DIRECTION
Copy all lines holding the word "shear" from the entries.

MATERIAL TO PROCESS
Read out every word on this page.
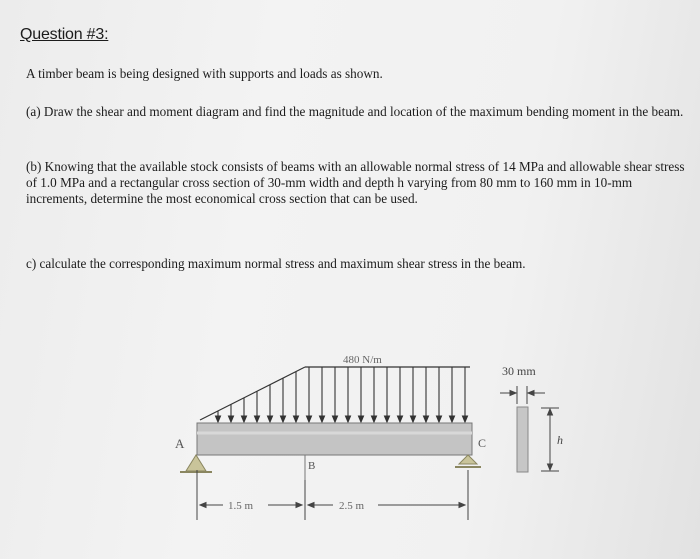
Question #3:
A timber beam is being designed with supports and loads as shown.
(a) Draw the shear and moment diagram and find the magnitude and location of the maximum bending moment in the beam.
(b) Knowing that the available stock consists of beams with an allowable normal stress of 14 MPa and allowable shear stress of 1.0 MPa and a rectangular cross section of 30-mm width and depth h varying from 80 mm to 160 mm in 10-mm increments, determine the most economical cross section that can be used.
c) calculate the corresponding maximum normal stress and maximum shear stress in the beam.
A
B
C
480 N/m
1.5 m	2.5 m
30 mm
h
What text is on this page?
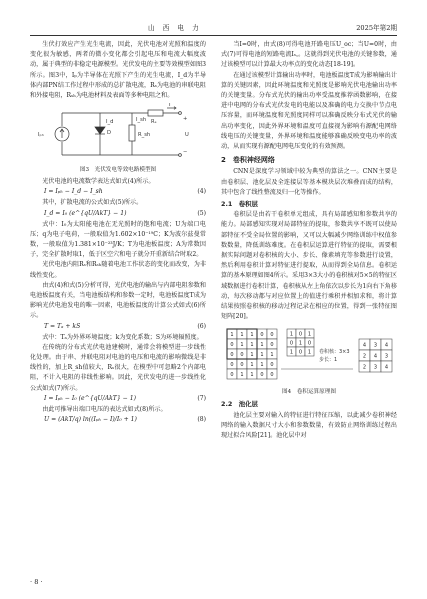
山 西 电 力	2025年第2期

生伏打效应产生光生电流，因此，光伏电池对光照和温度的变化很为敏感，两者的微小变化都会引起电压和电流大幅度波动，属于典型的非稳定电源模型。光伏发电的主要等效模型如图3所示。图3中，Iₚ为半导体在光照下产生的光生电流，I_d为半导体内部PN结工作过程中形成的总扩散电流，Rₛ为电池的串联电阻和外接电阻，Rₛₕ为电池材料及表面等多种电阻之和。

Iₚₕ
I_d
D	R_sh
I_sh Rₛ
I
U
+
−
图3　光伏发电等效电路模型图

光伏电池的电流数学表达式如式(4)所示。

I = Iₚₕ − I_d − I_sh	(4)

其中，扩散电流的公式如式(5)所示。

I_d = I₀ (e^{qU/AkT} − 1)	(5)

式中：I₀为太阳能电池在无光照时的饱和电流；U为端口电压；q为电子电荷，一般取值为1.602×10⁻¹⁹C；K为波尔兹曼常数，一般取值为1.381×10⁻²³J/K；T为电池板温度；A为常数因子，完全扩散时取1，低于区空穴和电子就分开重新结合时取2。

光伏电池内阻Rₛ和Rₛₕ随着电池工作状态的变化而改变，为非线性变化。

由式(4)和式(5)分析可得，光伏电池的输出与内部电阻参数和电池板温度有关，当电池板结构和参数一定时，电池板温度T成为影响光伏电池发电的唯一因素，电池板温度的计算公式如式(6)所示。

T = Tₐ + kS	(6)

式中：Tₐ为外界环境温度；k为变化系数；S为环境辐照度。

在传统的分布式光伏电池建模时，通常会将模型进一步线性化处理。由于串、并联电阻对电池的电压和电流的影响微线是非线性的，加上R_sh值较大，Rₛ很大，在模型中可忽略2个内部电阻，不计入电阻的非线性影响。因此，光伏发电的进一步线性化公式如式(7)所示。

I = Iₚₕ − I₀ (e^{qU/AkT} − 1)	(7)

由此可推导出端口电压的表达式如式(8)所示。

U = (AkT/q) ln((Iₚₕ − I)/I₀ + 1)	(8)

当I=0时，由式(8)可得电池开路电压U_oc；当U=0时，由式(7)可得电池的短路电流Iₛ꜀。这就得到光伏电池的关键参数，通过该模型可以计算最大功率点的变化动态[18-19]。

在通过该模型计算输出功率时，电池板温度T成为影响输出计算的关键因素，因此环境温度和光照度是影响光伏电池输出功率的关键变量。分布式光伏的输出功率受温度推荐函数影响，在接进中电网的分布式光伏发电的电能以及准确的电力交换中节点电压容量，而环境温度和光照度同样可以准确反映分布式光伏的输出功率变化，因此外界环境和温度可直接视为影响有源配电网络线电压的关键变量，外界环境和温度能够准确反映变电功率的波动，从而实现有源配电网电压变化的有效预测。

2　卷积神经网络

CNN是深度学习领域中较为典型的算法之一。CNN主要是由卷积层、池化层及全连接层等基本模块层次堆叠而成的结构，其中包含了线性整流及归一化等操作。

2.1　卷积层

卷积层是由若干卷积单元组成，具有局部感知和参数共享的能力。局部感知实现对局部特征的提取，参数共享不既可以使局部特征不受全局位置的影响，又可以大幅减少网络训练中权值参数数量，降低训练难度。在卷积层运算进行特征的提取，需要根据实际问题对卷积核的大小、步长、像素填充等参数进行设置，然后利用卷积计算对特征进行提取，从而得到全局信息。卷积运算的基本原理如图4所示。采用3×3大小的卷积核对5×5的特征区域数据进行卷积计算，卷积核从左上角依次以步长为1向右下角移动，每次移动都与对应位置上的值进行乘积并相加求和，将计算结果按照卷积核的移动过程记录在相应的位置，得到一张特征图矩阵[20]。

卷积核：3×3
步长：1
1 1 1 0 0
0 1 1 1 0
0 0 1 1 1
0 0 1 1 0
0 1 1 0 0
1 0 1
0 1 0
1 0 1
4 3 4
2 4 3
2 3 4
图4　卷积运算原理图
2.2　池化层

池化层主要对输入的特征进行特征压缩，以此减少卷积神经网络的输入数据尺寸大小和参数数量，有效防止网络训练过程出现过拟合风险[21]。池化层中对

· 8 ·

EXERCISE ANSWER
(a) Draw the shear and moment diagram and find the magnitude and location of the maximum bending moment in the beam.
(b) Knowing that the available stock consists of beams with an allowable normal stress of 14 MPa and allowable shear stress of 1.0 MPa and a rectangular cross section of 30-mm width and depth h varying from 80 mm to 160 mm in 10-mm increments, determine the most economical cross section that can be used.
c) calculate the corresponding maximum normal stress and maximum shear stress in the beam.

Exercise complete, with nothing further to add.